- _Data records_
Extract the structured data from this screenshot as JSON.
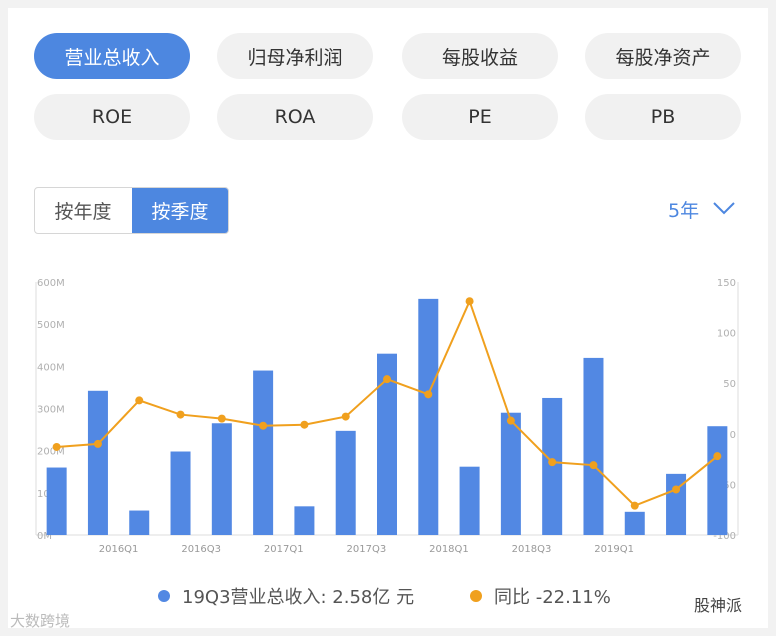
{
  "tabs": [
    {
      "label": "营业总收入",
      "active": true
    },
    {
      "label": "归母净利润",
      "active": false
    },
    {
      "label": "每股收益",
      "active": false
    },
    {
      "label": "每股净资产",
      "active": false
    },
    {
      "label": "ROE",
      "active": false
    },
    {
      "label": "ROA",
      "active": false
    },
    {
      "label": "PE",
      "active": false
    },
    {
      "label": "PB",
      "active": false
    }
  ],
  "period_toggle": {
    "annual": "按年度",
    "quarterly": "按季度",
    "selected": "quarterly"
  },
  "range_selector": {
    "label": "5年",
    "icon": "chevron-down-icon"
  },
  "colors": {
    "accent": "#4d87e0",
    "bar": "#5288e3",
    "line": "#f0a01e"
  },
  "chart_data": {
    "type": "bar+line",
    "x": [
      "2015Q3",
      "2015Q4",
      "2016Q1",
      "2016Q2",
      "2016Q3",
      "2016Q4",
      "2017Q1",
      "2017Q2",
      "2017Q3",
      "2017Q4",
      "2018Q1",
      "2018Q2",
      "2018Q3",
      "2018Q4",
      "2019Q1",
      "2019Q2",
      "2019Q3"
    ],
    "x_tick_labels": [
      "2016Q1",
      "2016Q3",
      "2017Q1",
      "2017Q3",
      "2018Q1",
      "2018Q3",
      "2019Q1"
    ],
    "series": [
      {
        "name": "营业总收入",
        "axis": "left",
        "type": "bar",
        "values": [
          160,
          342,
          58,
          198,
          265,
          390,
          68,
          247,
          430,
          560,
          162,
          290,
          325,
          420,
          55,
          145,
          258
        ]
      },
      {
        "name": "同比",
        "axis": "right",
        "type": "line",
        "values": [
          -13,
          -10,
          33,
          19,
          15,
          8,
          9,
          17,
          54,
          39,
          131,
          13,
          -28,
          -31,
          -71,
          -55,
          -22.11
        ]
      }
    ],
    "left_axis": {
      "ylim": [
        0,
        600
      ],
      "ticks": [
        "0M",
        "100M",
        "200M",
        "300M",
        "400M",
        "500M",
        "600M"
      ]
    },
    "right_axis": {
      "ylim": [
        -100,
        150
      ],
      "ticks": [
        "-100",
        "-50",
        "0",
        "50",
        "100",
        "150"
      ]
    },
    "grid": false
  },
  "legend": {
    "revenue": "19Q3营业总收入: 2.58亿 元",
    "yoy": "同比 -22.11%"
  },
  "watermark_left": "大数跨境",
  "watermark_right": "股神派"
}
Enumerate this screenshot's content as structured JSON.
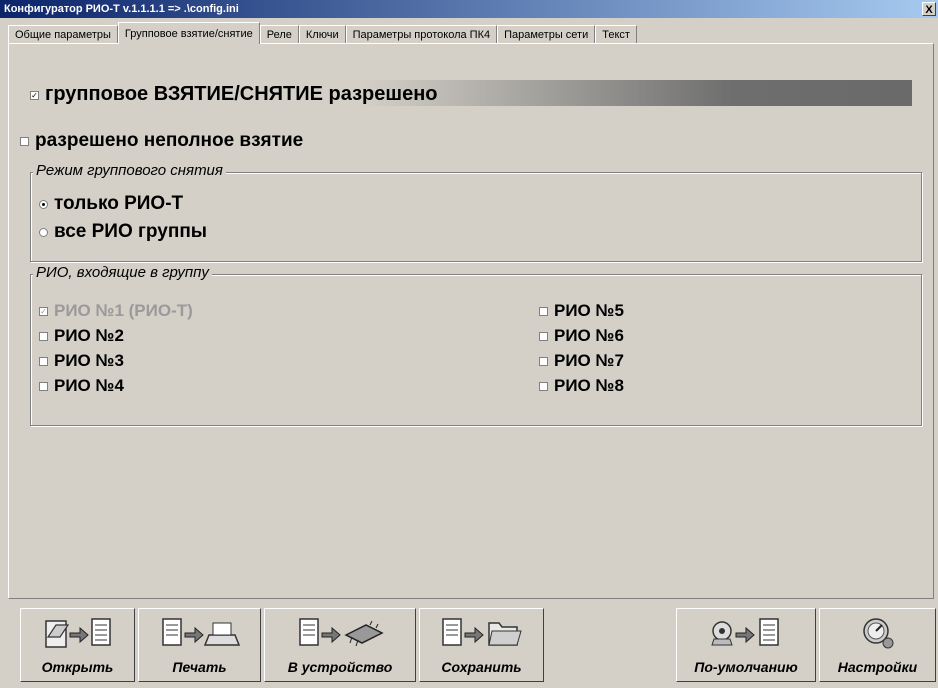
{
  "window": {
    "title": "Конфигуратор РИО-Т v.1.1.1.1  =>  .\\config.ini",
    "close_label": "X"
  },
  "tabs": [
    {
      "label": "Общие параметры"
    },
    {
      "label": "Групповое взятие/снятие",
      "active": true
    },
    {
      "label": "Реле"
    },
    {
      "label": "Ключи"
    },
    {
      "label": "Параметры протокола ПК4"
    },
    {
      "label": "Параметры сети"
    },
    {
      "label": "Текст"
    }
  ],
  "group_arm": {
    "label": "групповое ВЗЯТИЕ/СНЯТИЕ разрешено",
    "checked": true
  },
  "partial_arm": {
    "label": "разрешено неполное взятие",
    "checked": false
  },
  "disarm_mode": {
    "title": "Режим группового снятия",
    "options": [
      {
        "label": "только РИО-Т",
        "selected": true
      },
      {
        "label": "все РИО группы",
        "selected": false
      }
    ]
  },
  "rio_group": {
    "title": "РИО, входящие в группу",
    "items": [
      {
        "label": "РИО №1 (РИО-Т)",
        "checked": true,
        "disabled": true
      },
      {
        "label": "РИО №2",
        "checked": false
      },
      {
        "label": "РИО №3",
        "checked": false
      },
      {
        "label": "РИО №4",
        "checked": false
      },
      {
        "label": "РИО №5",
        "checked": false
      },
      {
        "label": "РИО №6",
        "checked": false
      },
      {
        "label": "РИО №7",
        "checked": false
      },
      {
        "label": "РИО №8",
        "checked": false
      }
    ]
  },
  "toolbar": {
    "open": "Открыть",
    "print": "Печать",
    "to_device": "В устройство",
    "save": "Сохранить",
    "defaults": "По-умолчанию",
    "settings": "Настройки"
  },
  "icons": {
    "open": "open-file-icon",
    "print": "printer-icon",
    "to_device": "chip-icon",
    "save": "folder-icon",
    "defaults": "reset-defaults-icon",
    "settings": "gauge-settings-icon"
  },
  "colors": {
    "titlebar": "#0b246a",
    "face": "#d4d0c8",
    "disabled_text": "#9a9a9a"
  }
}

- _Exercise objective_
Repeat the listing above exactly, with no pictures.

- _Answer for this exercise_
Extract the structured data from this screenshot as JSON.
{
  "tabs": [
    {
      "label": "营业总收入",
      "active": true
    },
    {
      "label": "归母净利润",
      "active": false
    },
    {
      "label": "每股收益",
      "active": false
    },
    {
      "label": "每股净资产",
      "active": false
    },
    {
      "label": "ROE",
      "active": false
    },
    {
      "label": "ROA",
      "active": false
    },
    {
      "label": "PE",
      "active": false
    },
    {
      "label": "PB",
      "active": false
    }
  ],
  "period_toggle": {
    "annual": "按年度",
    "quarterly": "按季度",
    "selected": "quarterly"
  },
  "range_selector": {
    "label": "5年",
    "icon": "chevron-down-icon"
  },
  "colors": {
    "accent": "#4d87e0",
    "bar": "#5288e3",
    "line": "#f0a01e"
  },
  "chart_data": {
    "type": "bar+line",
    "x": [
      "2015Q3",
      "2015Q4",
      "2016Q1",
      "2016Q2",
      "2016Q3",
      "2016Q4",
      "2017Q1",
      "2017Q2",
      "2017Q3",
      "2017Q4",
      "2018Q1",
      "2018Q2",
      "2018Q3",
      "2018Q4",
      "2019Q1",
      "2019Q2",
      "2019Q3"
    ],
    "x_tick_labels": [
      "2016Q1",
      "2016Q3",
      "2017Q1",
      "2017Q3",
      "2018Q1",
      "2018Q3",
      "2019Q1"
    ],
    "series": [
      {
        "name": "营业总收入",
        "axis": "left",
        "type": "bar",
        "values": [
          160,
          342,
          58,
          198,
          265,
          390,
          68,
          247,
          430,
          560,
          162,
          290,
          325,
          420,
          55,
          145,
          258
        ]
      },
      {
        "name": "同比",
        "axis": "right",
        "type": "line",
        "values": [
          -13,
          -10,
          33,
          19,
          15,
          8,
          9,
          17,
          54,
          39,
          131,
          13,
          -28,
          -31,
          -71,
          -55,
          -22.11
        ]
      }
    ],
    "left_axis": {
      "ylim": [
        0,
        600
      ],
      "ticks": [
        "0M",
        "100M",
        "200M",
        "300M",
        "400M",
        "500M",
        "600M"
      ]
    },
    "right_axis": {
      "ylim": [
        -100,
        150
      ],
      "ticks": [
        "-100",
        "-50",
        "0",
        "50",
        "100",
        "150"
      ]
    },
    "grid": false
  },
  "legend": {
    "revenue": "19Q3营业总收入: 2.58亿 元",
    "yoy": "同比 -22.11%"
  },
  "watermark_left": "大数跨境",
  "watermark_right": "股神派"
}
Enumerate this screenshot's content as structured JSON.
{
  "window": {
    "title": "Конфигуратор РИО-Т v.1.1.1.1  =>  .\\config.ini",
    "close_label": "X"
  },
  "tabs": [
    {
      "label": "Общие параметры"
    },
    {
      "label": "Групповое взятие/снятие",
      "active": true
    },
    {
      "label": "Реле"
    },
    {
      "label": "Ключи"
    },
    {
      "label": "Параметры протокола ПК4"
    },
    {
      "label": "Параметры сети"
    },
    {
      "label": "Текст"
    }
  ],
  "group_arm": {
    "label": "групповое ВЗЯТИЕ/СНЯТИЕ разрешено",
    "checked": true
  },
  "partial_arm": {
    "label": "разрешено неполное взятие",
    "checked": false
  },
  "disarm_mode": {
    "title": "Режим группового снятия",
    "options": [
      {
        "label": "только РИО-Т",
        "selected": true
      },
      {
        "label": "все РИО группы",
        "selected": false
      }
    ]
  },
  "rio_group": {
    "title": "РИО, входящие в группу",
    "items": [
      {
        "label": "РИО №1 (РИО-Т)",
        "checked": true,
        "disabled": true
      },
      {
        "label": "РИО №2",
        "checked": false
      },
      {
        "label": "РИО №3",
        "checked": false
      },
      {
        "label": "РИО №4",
        "checked": false
      },
      {
        "label": "РИО №5",
        "checked": false
      },
      {
        "label": "РИО №6",
        "checked": false
      },
      {
        "label": "РИО №7",
        "checked": false
      },
      {
        "label": "РИО №8",
        "checked": false
      }
    ]
  },
  "toolbar": {
    "open": "Открыть",
    "print": "Печать",
    "to_device": "В устройство",
    "save": "Сохранить",
    "defaults": "По-умолчанию",
    "settings": "Настройки"
  },
  "icons": {
    "open": "open-file-icon",
    "print": "printer-icon",
    "to_device": "chip-icon",
    "save": "folder-icon",
    "defaults": "reset-defaults-icon",
    "settings": "gauge-settings-icon"
  },
  "colors": {
    "titlebar": "#0b246a",
    "face": "#d4d0c8",
    "disabled_text": "#9a9a9a"
  }
}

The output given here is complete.